Source text:
______

The main issue that caused us to pause this PR for tier-1 was the concern @ChrisDenton brought up regarding the extra syscall in sys::fs::File::file_attr. Which is where the idea of using GetFileInformationByName came from. Since this API is now available I was able to benchmark compare the performance of several different solutions.

  1. Current implementation: Open + GetFileInformationByHandle
  2. windows_change_time implementation: Open + GetFileInformationByHandle + GetFileInformationByHandleEx (basic_info)
  3. GetFileInformationByName - This would mean that only Path::metadata(..) would be able to get change_time as File::file_attr is being called from an opened file-handle. It also means that calls to stat(..) would benefit from the fast path on all non-FAT32 regular files.
  4. I also tested what would happen if we used NtQueryInformationFile to populate FileAttrs. However, since there isn't a info struct that completely satisfies FileAttrs, it would mean at least 2 calls would always be used.

For now, I'll discuss just 1) 2) 4) since 3) is sort of a whole thing of it's own.

Regular files

stat (follow symlinks)

Benchmark Syscall sequence ns/iter ± vs baseline
file_open_and_nt_query_stat_info CreateFileW → NtQueryInformationFile(FileStatInformation) → NtQueryInformationFile(FileIdInformation) 74,928 8,563 -0.6%
file_open_and_get_info_by_handle CreateFileW → GetFileInformationByHandle 75,382 9,799 baseline
file_open_and_get_info_by_handle_plus_basic_info CreateFileW → GetFileInformationByHandle → GetFileInformationByHandleEx(BasicInfo) 77,026 7,586 +2.2%

lstat (do not follow symlinks)

Benchmark Syscall sequence ns/iter ± vs baseline
file_lstat_open_and_get_info_by_handle CreateFileW(OPEN_REPARSE_POINT) → GetFileInformationByHandle 73,317 5,846 baseline
file_lstat_open_and_nt_query_stat_info CreateFileW(OPEN_REPARSE_POINT) → NtQueryInformationFile(FileStatInformation) → NtQueryInformationFile(FileIdInformation) 75,959 6,358 +3.6%
file_lstat_open_and_get_info_by_handle_plus_basic_info CreateFileW(OPEN_REPARSE_POINT) → GetFileInformationByHandle → GetFileInformationByHandleEx(BasicInfo) 78,138 9,010 +6.6%

Junctions (reparse points)

stat (follow symlinks)

Benchmark Syscall sequence ns/iter ± vs baseline
junction_stat_open_and_get_info_by_handle CreateFileW (follows junction) → GetFileInformationByHandle → GetFileInformationByHandleEx(FileAttributeTagInfo) 90,427 8,581 baseline
junction_stat_open_and_nt_query_stat_info CreateFileW (follows junction) → NtQueryInformationFile(FileStatInformation) → NtQueryInformationFile(FileIdInformation) 91,684 12,094 +1.4%
junction_stat_open_and_get_info_by_handle_plus_basic_info CreateFileW (follows junction) → GetFileInformationByHandle → GetFileInformationByHandleEx(FileAttributeTagInfo) → GetFileInformationByHandleEx(BasicInfo) 94,645 14,196 +4.7%

lstat (do not follow symlinks)

______

Supplied data:
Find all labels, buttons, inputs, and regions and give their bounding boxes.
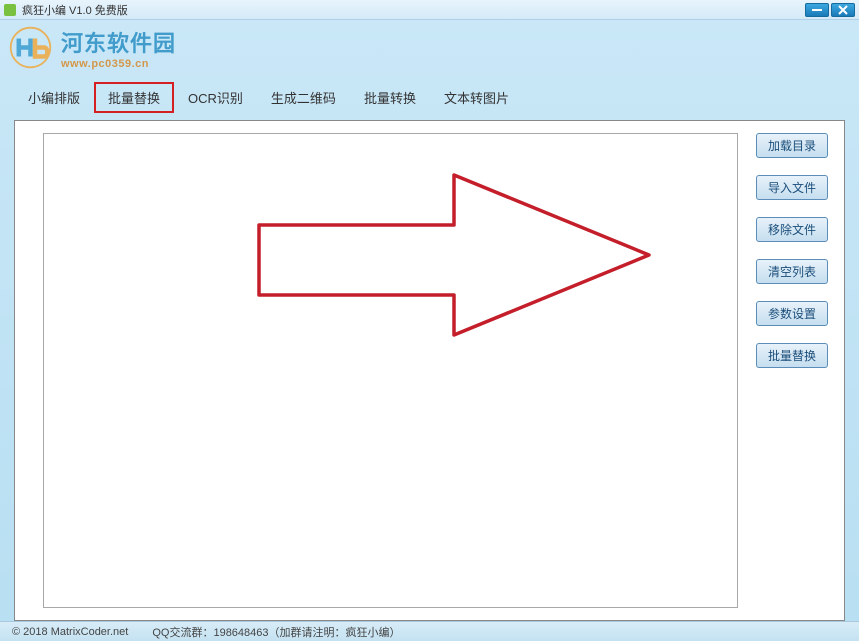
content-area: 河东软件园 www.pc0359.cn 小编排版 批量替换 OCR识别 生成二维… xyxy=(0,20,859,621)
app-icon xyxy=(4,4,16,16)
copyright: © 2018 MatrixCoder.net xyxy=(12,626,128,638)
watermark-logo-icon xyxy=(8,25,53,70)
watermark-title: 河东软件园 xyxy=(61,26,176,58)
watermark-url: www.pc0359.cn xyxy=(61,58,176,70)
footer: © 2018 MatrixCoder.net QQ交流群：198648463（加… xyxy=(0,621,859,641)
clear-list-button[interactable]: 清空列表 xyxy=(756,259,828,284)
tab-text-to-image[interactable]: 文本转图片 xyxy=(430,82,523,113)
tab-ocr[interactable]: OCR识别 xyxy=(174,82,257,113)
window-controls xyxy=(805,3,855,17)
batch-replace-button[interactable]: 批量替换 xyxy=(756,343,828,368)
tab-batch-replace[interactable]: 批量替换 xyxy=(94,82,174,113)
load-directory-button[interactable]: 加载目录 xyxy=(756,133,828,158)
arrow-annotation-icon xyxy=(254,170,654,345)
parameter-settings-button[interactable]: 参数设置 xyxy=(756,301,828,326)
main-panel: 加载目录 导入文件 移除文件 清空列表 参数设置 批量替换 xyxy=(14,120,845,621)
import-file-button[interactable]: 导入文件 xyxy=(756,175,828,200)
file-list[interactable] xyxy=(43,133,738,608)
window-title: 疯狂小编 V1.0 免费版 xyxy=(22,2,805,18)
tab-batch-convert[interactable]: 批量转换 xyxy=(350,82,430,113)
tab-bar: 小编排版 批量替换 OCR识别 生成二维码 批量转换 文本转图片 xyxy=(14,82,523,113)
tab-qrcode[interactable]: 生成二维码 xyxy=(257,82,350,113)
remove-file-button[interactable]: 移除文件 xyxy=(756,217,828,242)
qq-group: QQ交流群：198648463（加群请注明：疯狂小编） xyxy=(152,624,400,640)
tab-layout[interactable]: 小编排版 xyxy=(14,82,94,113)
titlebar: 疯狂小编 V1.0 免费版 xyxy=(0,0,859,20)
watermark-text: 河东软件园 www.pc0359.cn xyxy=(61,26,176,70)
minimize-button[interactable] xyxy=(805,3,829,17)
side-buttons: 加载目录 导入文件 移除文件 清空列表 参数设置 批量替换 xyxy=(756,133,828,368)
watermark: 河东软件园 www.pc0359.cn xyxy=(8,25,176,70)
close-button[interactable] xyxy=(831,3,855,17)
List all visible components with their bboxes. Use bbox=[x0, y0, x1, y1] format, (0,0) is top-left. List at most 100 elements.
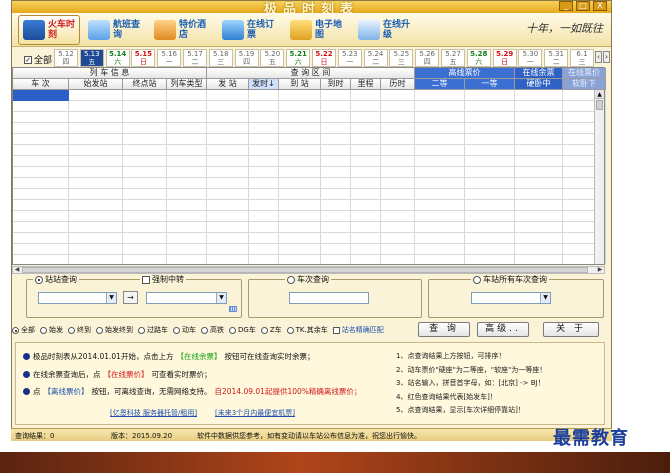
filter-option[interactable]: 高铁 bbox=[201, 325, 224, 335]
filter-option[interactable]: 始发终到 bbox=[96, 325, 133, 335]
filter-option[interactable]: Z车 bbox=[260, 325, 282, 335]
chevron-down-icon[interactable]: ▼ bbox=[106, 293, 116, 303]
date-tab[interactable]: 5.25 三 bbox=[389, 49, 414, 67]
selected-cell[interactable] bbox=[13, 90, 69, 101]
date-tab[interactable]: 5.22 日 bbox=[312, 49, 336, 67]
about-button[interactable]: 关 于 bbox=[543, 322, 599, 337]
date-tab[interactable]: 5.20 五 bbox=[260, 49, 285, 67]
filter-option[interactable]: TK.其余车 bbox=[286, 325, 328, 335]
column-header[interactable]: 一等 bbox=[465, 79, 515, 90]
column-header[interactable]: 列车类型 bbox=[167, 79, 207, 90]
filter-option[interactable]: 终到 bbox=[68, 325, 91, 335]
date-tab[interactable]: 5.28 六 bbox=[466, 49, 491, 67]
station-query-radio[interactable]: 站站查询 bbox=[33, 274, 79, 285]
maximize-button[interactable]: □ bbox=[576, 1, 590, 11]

______

Required work:
1. In the benchmark write-up on Windows file metadata calls, why would populating FileAttrs through NtQueryInformationFile always take at least two calls?
2. Continue the benchmark write-up on Windows file metadata calls from the point where it stops.

Answers below:
1. No single info struct fully covers what FileAttrs needs. At least two NtQueryInformationFile calls would therefore always be required.

2.
Benchmark Syscall sequence ns/iter ±
junction_lstat_open_and_get_info_by_handle CreateFileW(OPEN_REPARSE_POINT) → GetFileInformationByHandle → GetFileInformationByHandleEx(FileAttributeTagInfo) 70,103 5,205

Devbox Specs:

  • CPU: Intel Core i7-8700 @ 3.20GHz (6 cores / 12 threads)
  • RAM: 32 GB

Takeaways

  • Adding BasicInfo for ChangeTime costs ~2-7% overhead on top of the current approach. This would mean 5µs on a single file, 15-50ms for 10,000 files, 150-500ms for 100,000 files, etc.
  • Calling NtQueryInformationFile directly is about the same as the current implementation, except we would get back all required fields and it would remove the conditional logic that the current implementation has today. <- (This was surprising to find out)

--

GetFileInformationByName Results

So this wouldn't be a complete solution, however it would provide change_time on files at the file path level rather than the file handle level (although that's arguably better given what the use cases for change_time are). However, it's important to note the caveats are not being supported by FAT32 and symbolic-links.

Benchmark Syscall sequence ns/iter ± vs baseline
file_get_info_by_name GetFileInformationByName 66,871 5,941 -11.3%
junction_get_info_by_name GetFileInformationByName (detects reparse) → CreateFileW → GetFileInformationByHandle → GetFileInformationByHandleEx(FileAttributeTagInfo) 149,286 11,159 +65.1%

11% is a pretty nice speed-up for regular files, however in the junction case, since we still need to open the file to get file size we get hit w/ the 65.1% slowdown.

I'll put these results in the dedicated issue I have but just wanted to link the contexts together.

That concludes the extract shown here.